--- Start Supplied records ---
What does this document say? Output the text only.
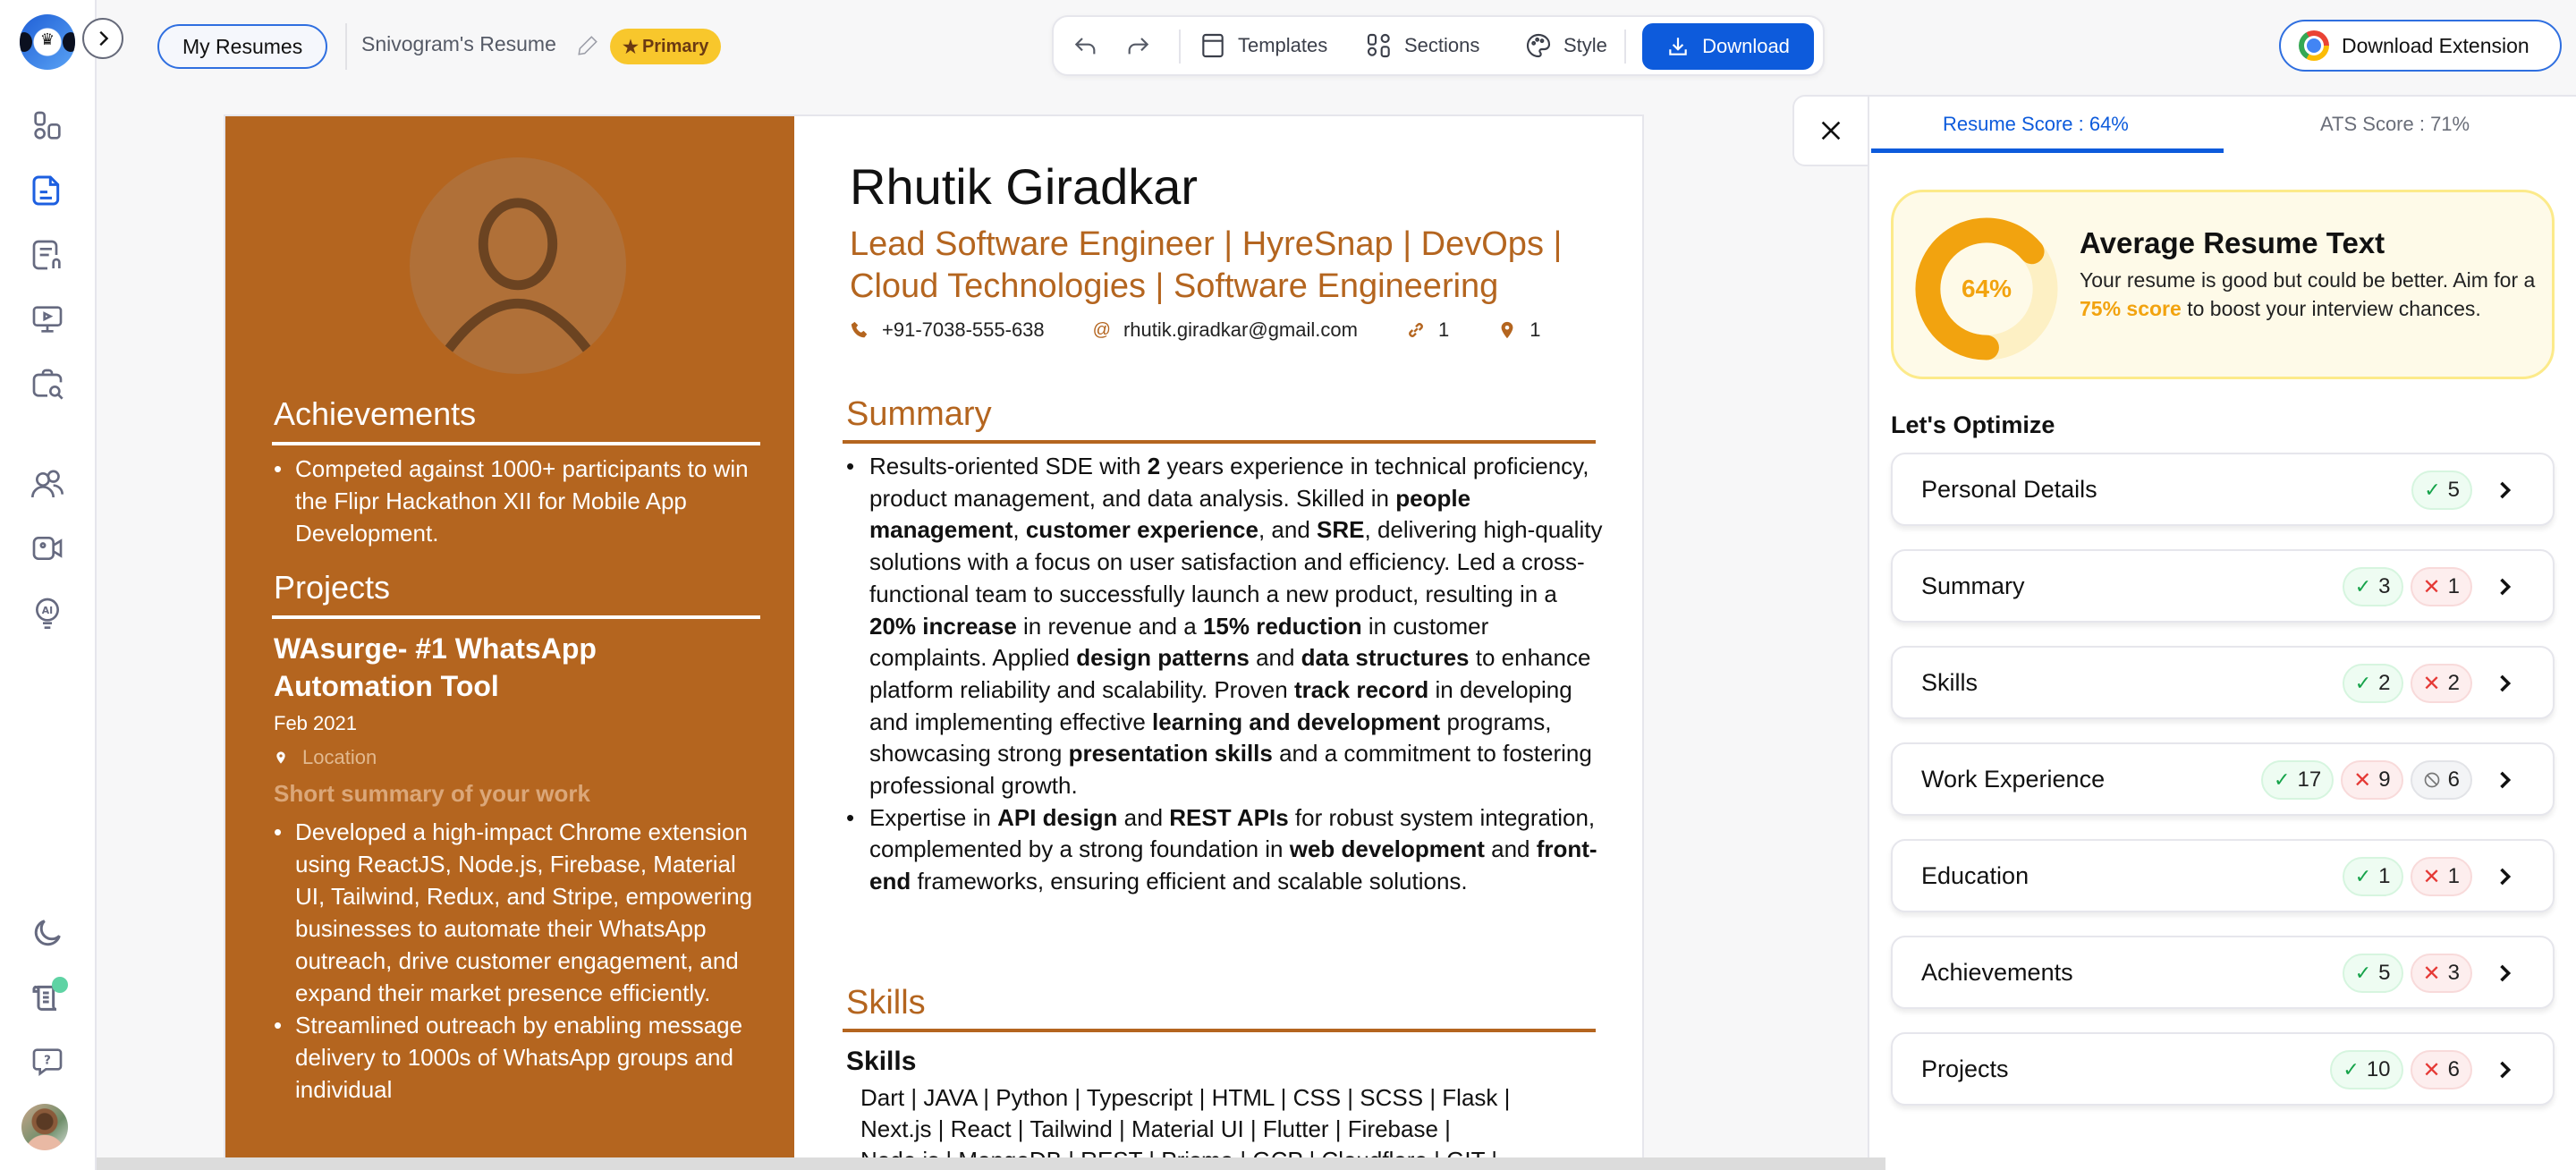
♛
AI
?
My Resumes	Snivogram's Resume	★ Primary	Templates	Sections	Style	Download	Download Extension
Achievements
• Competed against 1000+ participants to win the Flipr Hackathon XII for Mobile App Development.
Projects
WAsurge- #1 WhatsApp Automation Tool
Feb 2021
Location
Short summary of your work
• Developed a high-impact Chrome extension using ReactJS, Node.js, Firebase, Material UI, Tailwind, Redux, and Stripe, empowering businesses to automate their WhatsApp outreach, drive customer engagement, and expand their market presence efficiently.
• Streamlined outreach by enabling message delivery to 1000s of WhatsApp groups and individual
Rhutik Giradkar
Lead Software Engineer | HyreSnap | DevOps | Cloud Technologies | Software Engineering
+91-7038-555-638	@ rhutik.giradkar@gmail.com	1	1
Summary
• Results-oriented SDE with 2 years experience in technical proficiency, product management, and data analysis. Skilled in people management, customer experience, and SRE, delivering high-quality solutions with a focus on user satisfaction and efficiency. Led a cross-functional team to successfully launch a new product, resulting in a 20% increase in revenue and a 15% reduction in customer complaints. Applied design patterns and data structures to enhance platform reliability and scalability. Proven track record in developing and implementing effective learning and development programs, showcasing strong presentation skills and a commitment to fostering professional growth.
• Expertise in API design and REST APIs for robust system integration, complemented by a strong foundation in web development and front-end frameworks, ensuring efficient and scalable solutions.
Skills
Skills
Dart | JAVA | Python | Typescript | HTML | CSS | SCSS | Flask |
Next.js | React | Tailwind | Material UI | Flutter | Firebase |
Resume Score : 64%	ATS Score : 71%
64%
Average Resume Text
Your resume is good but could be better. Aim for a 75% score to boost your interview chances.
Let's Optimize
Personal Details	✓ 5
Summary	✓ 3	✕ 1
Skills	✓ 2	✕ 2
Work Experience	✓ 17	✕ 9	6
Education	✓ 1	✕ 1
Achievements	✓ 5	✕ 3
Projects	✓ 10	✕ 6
--- End Supplied records ---
Quote the preceding records in their entirety, excluding every picture.

What does this document say? Output the text only.
♛
AI
?
My Resumes	Snivogram's Resume	★ Primary	Templates	Sections	Style	Download	Download Extension
Achievements
• Competed against 1000+ participants to win the Flipr Hackathon XII for Mobile App Development.
Projects
WAsurge- #1 WhatsApp Automation Tool
Feb 2021
Location
Short summary of your work
• Developed a high-impact Chrome extension using ReactJS, Node.js, Firebase, Material UI, Tailwind, Redux, and Stripe, empowering businesses to automate their WhatsApp outreach, drive customer engagement, and expand their market presence efficiently.
• Streamlined outreach by enabling message delivery to 1000s of WhatsApp groups and individual
Rhutik Giradkar
Lead Software Engineer | HyreSnap | DevOps | Cloud Technologies | Software Engineering
+91-7038-555-638	@ rhutik.giradkar@gmail.com	1	1
Summary
• Results-oriented SDE with 2 years experience in technical proficiency, product management, and data analysis. Skilled in people management, customer experience, and SRE, delivering high-quality solutions with a focus on user satisfaction and efficiency. Led a cross-functional team to successfully launch a new product, resulting in a 20% increase in revenue and a 15% reduction in customer complaints. Applied design patterns and data structures to enhance platform reliability and scalability. Proven track record in developing and implementing effective learning and development programs, showcasing strong presentation skills and a commitment to fostering professional growth.
• Expertise in API design and REST APIs for robust system integration, complemented by a strong foundation in web development and front-end frameworks, ensuring efficient and scalable solutions.
Skills
Skills
Dart | JAVA | Python | Typescript | HTML | CSS | SCSS | Flask |
Next.js | React | Tailwind | Material UI | Flutter | Firebase |
Resume Score : 64%	ATS Score : 71%
64%
Average Resume Text
Your resume is good but could be better. Aim for a 75% score to boost your interview chances.
Let's Optimize
Personal Details	✓ 5
Summary	✓ 3	✕ 1
Skills	✓ 2	✕ 2
Work Experience	✓ 17	✕ 9	6
Education	✓ 1	✕ 1
Achievements	✓ 5	✕ 3
Projects	✓ 10	✕ 6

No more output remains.